JOB — In the data below, locate each line with the word "involved" and list it.

ROWS —
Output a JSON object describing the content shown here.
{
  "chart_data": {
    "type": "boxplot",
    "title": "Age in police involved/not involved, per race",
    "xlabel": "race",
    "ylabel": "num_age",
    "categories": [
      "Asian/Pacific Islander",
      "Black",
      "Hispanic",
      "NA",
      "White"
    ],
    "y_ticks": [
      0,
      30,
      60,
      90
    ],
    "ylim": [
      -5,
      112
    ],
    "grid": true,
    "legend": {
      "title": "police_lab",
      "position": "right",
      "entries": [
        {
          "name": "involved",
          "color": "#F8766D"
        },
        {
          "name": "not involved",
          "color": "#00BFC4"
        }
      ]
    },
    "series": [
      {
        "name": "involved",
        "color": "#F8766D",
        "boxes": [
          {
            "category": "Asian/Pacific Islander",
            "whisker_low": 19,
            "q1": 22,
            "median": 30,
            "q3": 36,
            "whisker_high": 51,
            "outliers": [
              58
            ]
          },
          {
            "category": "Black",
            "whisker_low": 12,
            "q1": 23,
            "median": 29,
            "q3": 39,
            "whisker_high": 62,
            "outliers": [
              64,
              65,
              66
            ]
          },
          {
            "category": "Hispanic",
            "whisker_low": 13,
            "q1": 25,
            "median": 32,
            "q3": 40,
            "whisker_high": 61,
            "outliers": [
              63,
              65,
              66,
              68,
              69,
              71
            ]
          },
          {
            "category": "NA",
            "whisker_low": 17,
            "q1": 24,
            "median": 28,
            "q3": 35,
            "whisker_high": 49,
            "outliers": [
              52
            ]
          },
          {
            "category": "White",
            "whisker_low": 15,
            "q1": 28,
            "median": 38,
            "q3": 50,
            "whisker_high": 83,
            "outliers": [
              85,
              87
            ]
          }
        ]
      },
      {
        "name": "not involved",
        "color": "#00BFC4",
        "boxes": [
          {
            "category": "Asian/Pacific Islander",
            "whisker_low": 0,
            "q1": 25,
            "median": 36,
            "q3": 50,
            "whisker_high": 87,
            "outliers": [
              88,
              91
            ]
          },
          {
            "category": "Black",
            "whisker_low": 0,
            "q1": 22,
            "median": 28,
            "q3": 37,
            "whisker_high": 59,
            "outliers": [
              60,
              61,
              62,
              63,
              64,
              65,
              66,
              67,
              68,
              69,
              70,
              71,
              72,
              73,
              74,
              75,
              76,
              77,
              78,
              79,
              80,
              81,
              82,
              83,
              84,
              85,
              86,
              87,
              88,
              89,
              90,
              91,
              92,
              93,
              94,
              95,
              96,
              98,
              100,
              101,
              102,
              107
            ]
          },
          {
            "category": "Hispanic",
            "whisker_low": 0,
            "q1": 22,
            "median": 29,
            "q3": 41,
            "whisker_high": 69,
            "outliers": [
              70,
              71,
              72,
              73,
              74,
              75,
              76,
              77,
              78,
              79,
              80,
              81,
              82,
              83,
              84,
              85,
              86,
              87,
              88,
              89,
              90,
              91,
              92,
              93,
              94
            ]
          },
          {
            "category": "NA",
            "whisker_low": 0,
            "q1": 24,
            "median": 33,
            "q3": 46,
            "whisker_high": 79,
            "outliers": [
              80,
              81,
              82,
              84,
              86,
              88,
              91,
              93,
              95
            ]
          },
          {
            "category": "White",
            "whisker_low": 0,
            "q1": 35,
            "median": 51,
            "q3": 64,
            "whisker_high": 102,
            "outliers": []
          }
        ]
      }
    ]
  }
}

* * *

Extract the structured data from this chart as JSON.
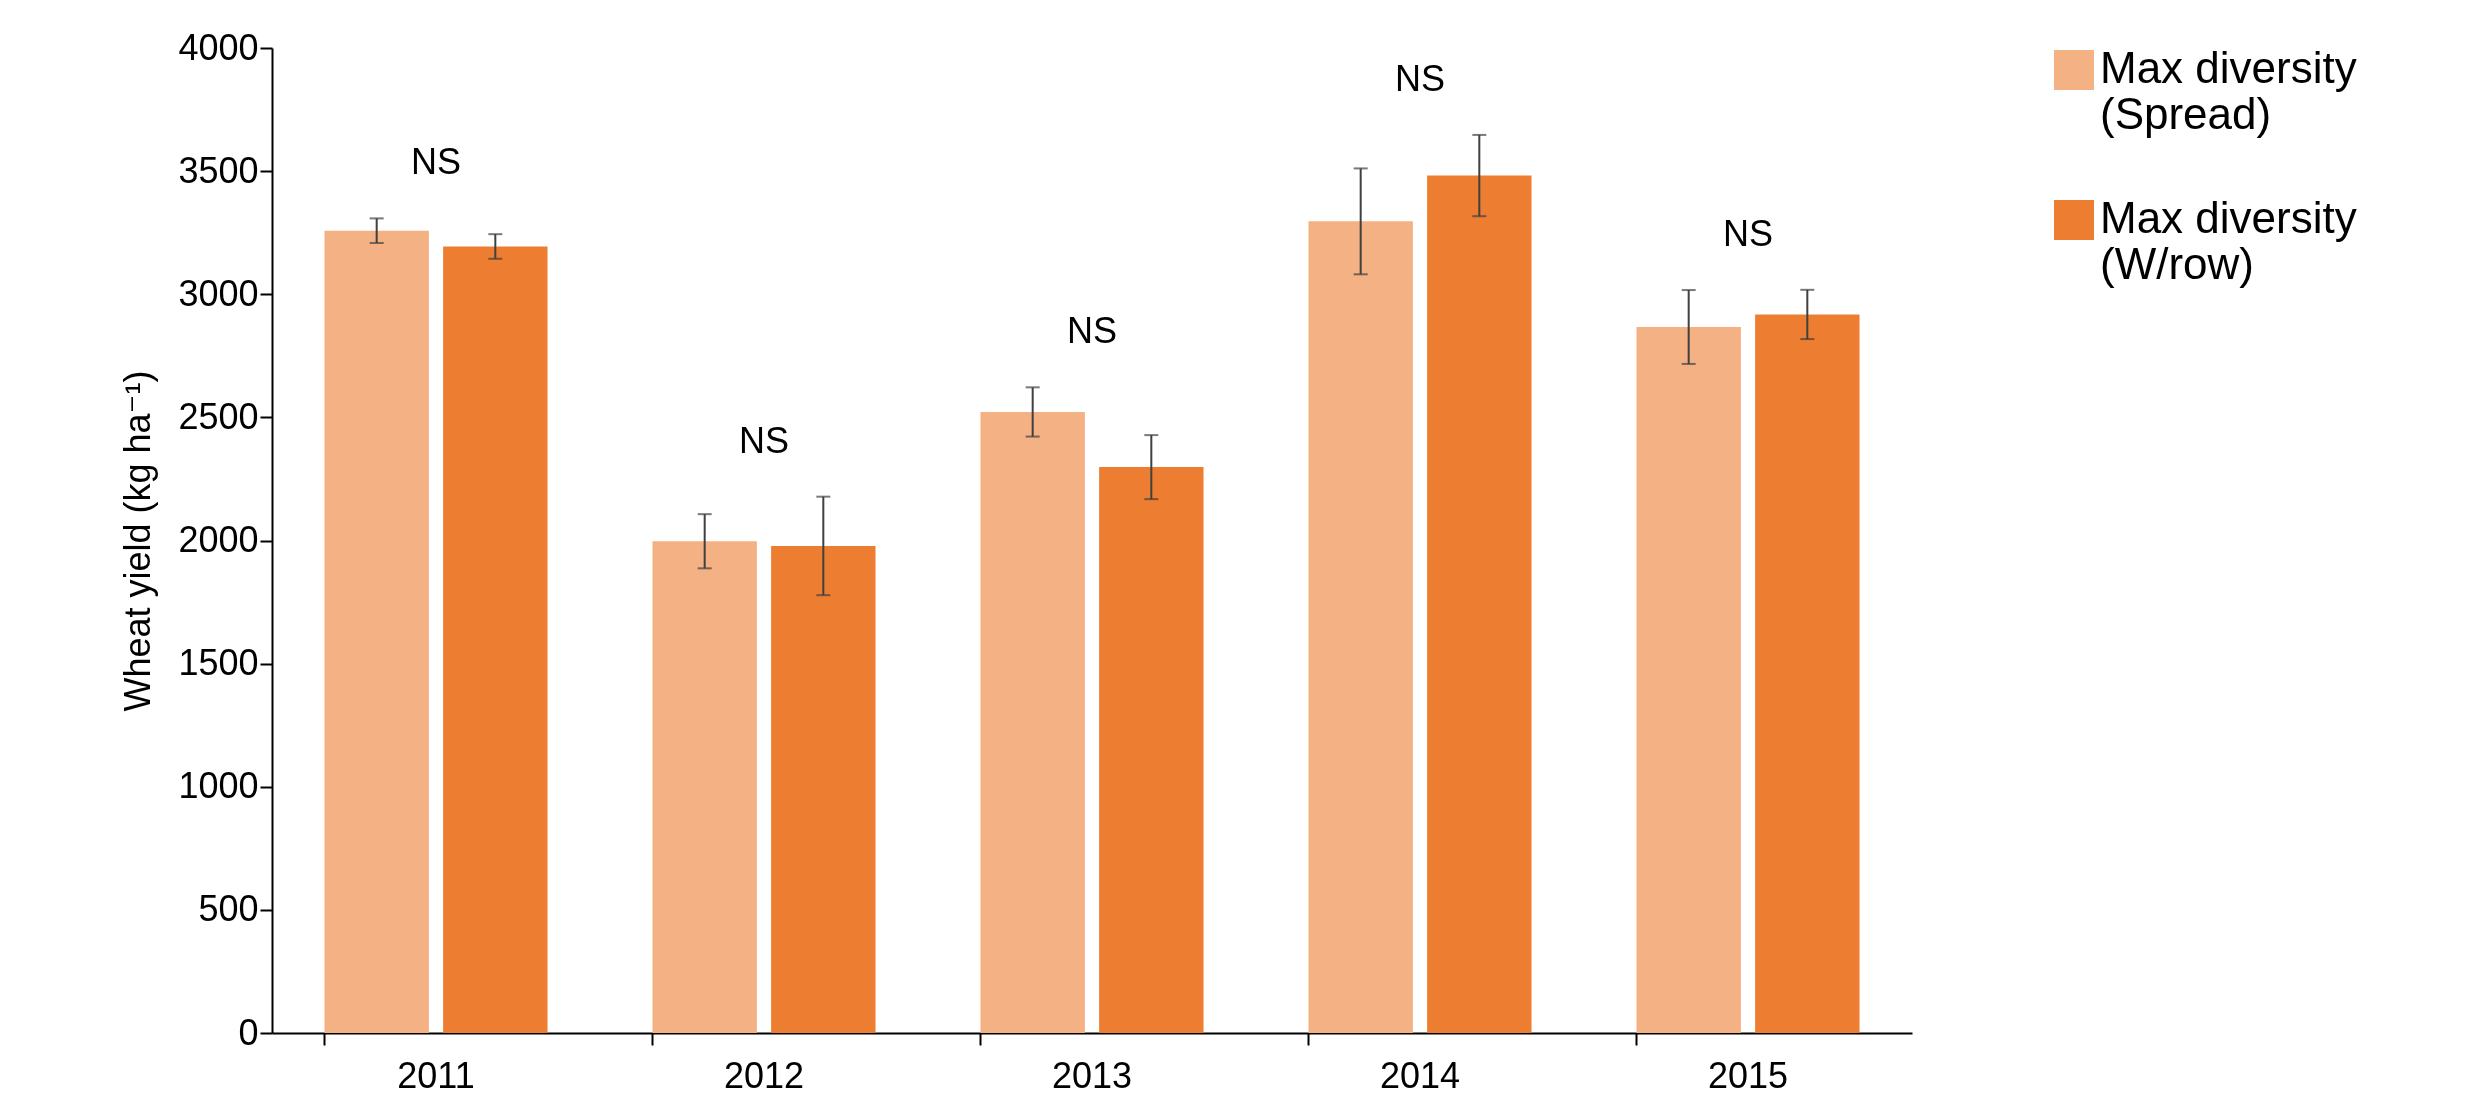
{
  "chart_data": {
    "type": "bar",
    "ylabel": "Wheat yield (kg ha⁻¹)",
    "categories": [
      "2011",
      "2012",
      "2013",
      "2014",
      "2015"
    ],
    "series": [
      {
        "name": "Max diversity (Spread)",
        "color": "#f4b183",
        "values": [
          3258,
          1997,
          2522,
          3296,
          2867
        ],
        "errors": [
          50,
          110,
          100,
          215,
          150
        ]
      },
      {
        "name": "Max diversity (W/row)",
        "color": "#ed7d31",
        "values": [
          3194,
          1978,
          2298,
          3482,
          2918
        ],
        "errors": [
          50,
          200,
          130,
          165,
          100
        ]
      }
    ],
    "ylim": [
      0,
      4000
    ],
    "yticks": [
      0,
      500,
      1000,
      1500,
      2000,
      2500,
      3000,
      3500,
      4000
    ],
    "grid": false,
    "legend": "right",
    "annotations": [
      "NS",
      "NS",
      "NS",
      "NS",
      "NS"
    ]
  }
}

==

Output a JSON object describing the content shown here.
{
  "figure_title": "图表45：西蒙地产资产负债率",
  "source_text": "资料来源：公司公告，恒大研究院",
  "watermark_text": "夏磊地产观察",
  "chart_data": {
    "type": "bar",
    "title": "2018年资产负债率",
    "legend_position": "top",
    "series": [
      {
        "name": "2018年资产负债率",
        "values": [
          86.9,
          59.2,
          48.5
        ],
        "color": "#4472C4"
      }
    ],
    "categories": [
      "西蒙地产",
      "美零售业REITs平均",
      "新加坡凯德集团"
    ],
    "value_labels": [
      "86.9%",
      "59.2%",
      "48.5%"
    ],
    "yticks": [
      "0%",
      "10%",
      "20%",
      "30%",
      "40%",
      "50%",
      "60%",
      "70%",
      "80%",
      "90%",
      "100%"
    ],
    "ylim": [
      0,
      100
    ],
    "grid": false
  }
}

EXERCISE RESULT —
    "title": "Age in police involved/not involved, per race",
          "name": "involved",
          "name": "not involved",
        "name": "involved",
        "name": "not involved",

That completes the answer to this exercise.